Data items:

»»

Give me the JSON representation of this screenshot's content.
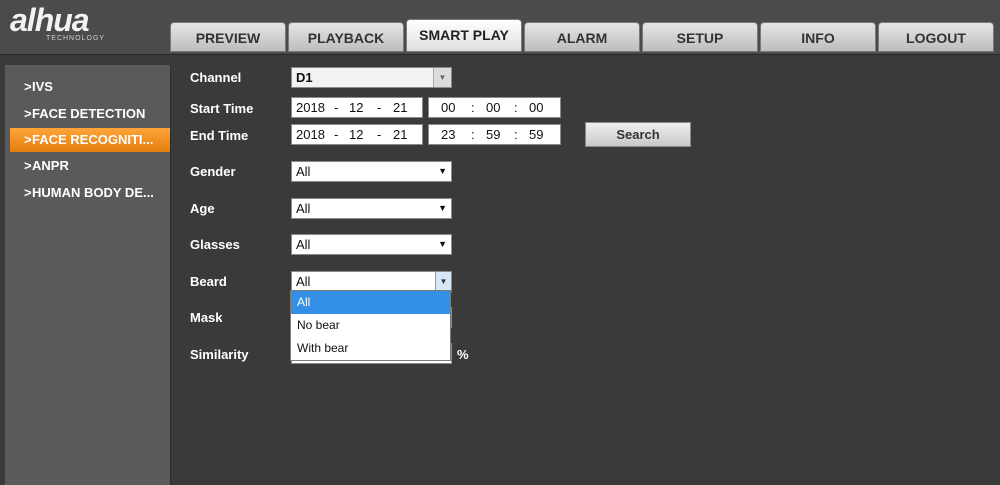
{
  "brand": {
    "logo": "alhua",
    "sub": "TECHNOLOGY"
  },
  "tabs": [
    {
      "label": "PREVIEW"
    },
    {
      "label": "PLAYBACK"
    },
    {
      "label": "SMART PLAY"
    },
    {
      "label": "ALARM"
    },
    {
      "label": "SETUP"
    },
    {
      "label": "INFO"
    },
    {
      "label": "LOGOUT"
    }
  ],
  "active_tab": "SMART PLAY",
  "sidebar": {
    "chevron": ">",
    "items": [
      {
        "label": "IVS"
      },
      {
        "label": "FACE DETECTION"
      },
      {
        "label": "FACE RECOGNITI..."
      },
      {
        "label": "ANPR"
      },
      {
        "label": "HUMAN BODY DE..."
      }
    ],
    "active_index": 2
  },
  "form": {
    "channel": {
      "label": "Channel",
      "value": "D1"
    },
    "start_time": {
      "label": "Start Time",
      "date": [
        "2018",
        "-",
        "12",
        "-",
        "21"
      ],
      "time": [
        "00",
        ":",
        "00",
        ":",
        "00"
      ]
    },
    "end_time": {
      "label": "End Time",
      "date": [
        "2018",
        "-",
        "12",
        "-",
        "21"
      ],
      "time": [
        "23",
        ":",
        "59",
        ":",
        "59"
      ]
    },
    "search_label": "Search",
    "gender": {
      "label": "Gender",
      "value": "All"
    },
    "age": {
      "label": "Age",
      "value": "All"
    },
    "glasses": {
      "label": "Glasses",
      "value": "All"
    },
    "beard": {
      "label": "Beard",
      "value": "All",
      "options": [
        "All",
        "No bear",
        "With bear"
      ],
      "highlighted": "All"
    },
    "mask": {
      "label": "Mask"
    },
    "similarity": {
      "label": "Similarity",
      "unit": "%"
    }
  },
  "icons": {
    "dropdown": "▼"
  },
  "colors": {
    "accent": "#f2911f",
    "highlight": "#3390e6"
  }
}
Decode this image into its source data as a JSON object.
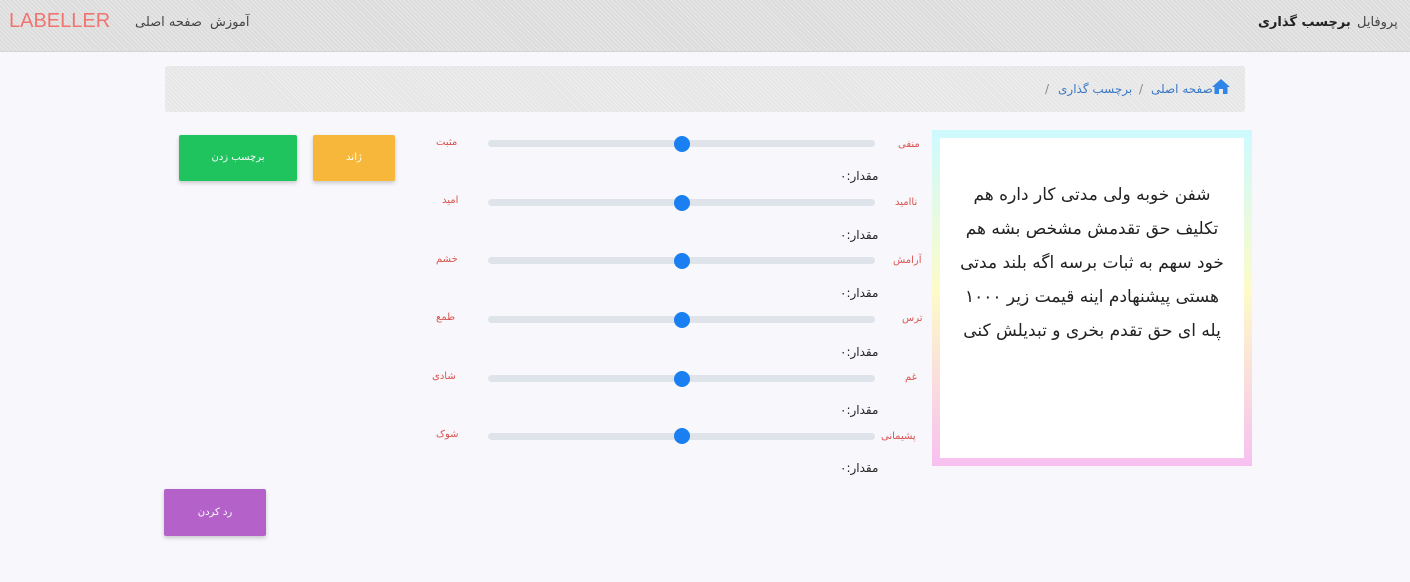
{
  "navbar": {
    "brand": "LABELLER",
    "left_links": [
      "صفحه اصلی",
      "آموزش"
    ],
    "right_links": [
      "پروفایل",
      "برچسب گذاری"
    ]
  },
  "breadcrumb": {
    "home": "صفحه اصلی",
    "current": "برچسب گذاری",
    "separator": "/"
  },
  "text_card": {
    "text": "شفن خوبه ولی مدتی کار داره هم تکلیف حق تقدمش مشخص بشه هم خود سهم به ثبات برسه اگه بلند مدتی هستی پیشنهادم اینه قیمت زیر ۱۰۰۰ پله ای حق تقدم بخری و تبدیلش کنی"
  },
  "sliders": [
    {
      "right": "منفی",
      "left": "مثبت",
      "value_text": "مقدار:۰"
    },
    {
      "right": "ناامید",
      "left": "امید",
      "value_text": "مقدار:۰"
    },
    {
      "right": "آرامش",
      "left": "خشم",
      "value_text": "مقدار:۰"
    },
    {
      "right": "ترس",
      "left": "طمع",
      "value_text": "مقدار:۰"
    },
    {
      "right": "غم",
      "left": "شادی",
      "value_text": "مقدار:۰"
    },
    {
      "right": "پشیمانی",
      "left": "شوک",
      "value_text": "مقدار:۰"
    }
  ],
  "buttons": {
    "skip": "ژاند",
    "label": "برچسب زدن",
    "reject": "رد کردن"
  },
  "colors": {
    "brand": "#f07470",
    "slider_thumb": "#1a7ff0",
    "btn_skip": "#f7b73a",
    "btn_label": "#1fc45e",
    "btn_reject": "#b462c9"
  }
}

««

EXERCISE INSTRUCTIONS ->
Search the entries for "FACE" and copy out each line that has it.

CORRECT ANSWER ->
        "label": "FACE DETECTION"
        "label": "FACE RECOGNITI..."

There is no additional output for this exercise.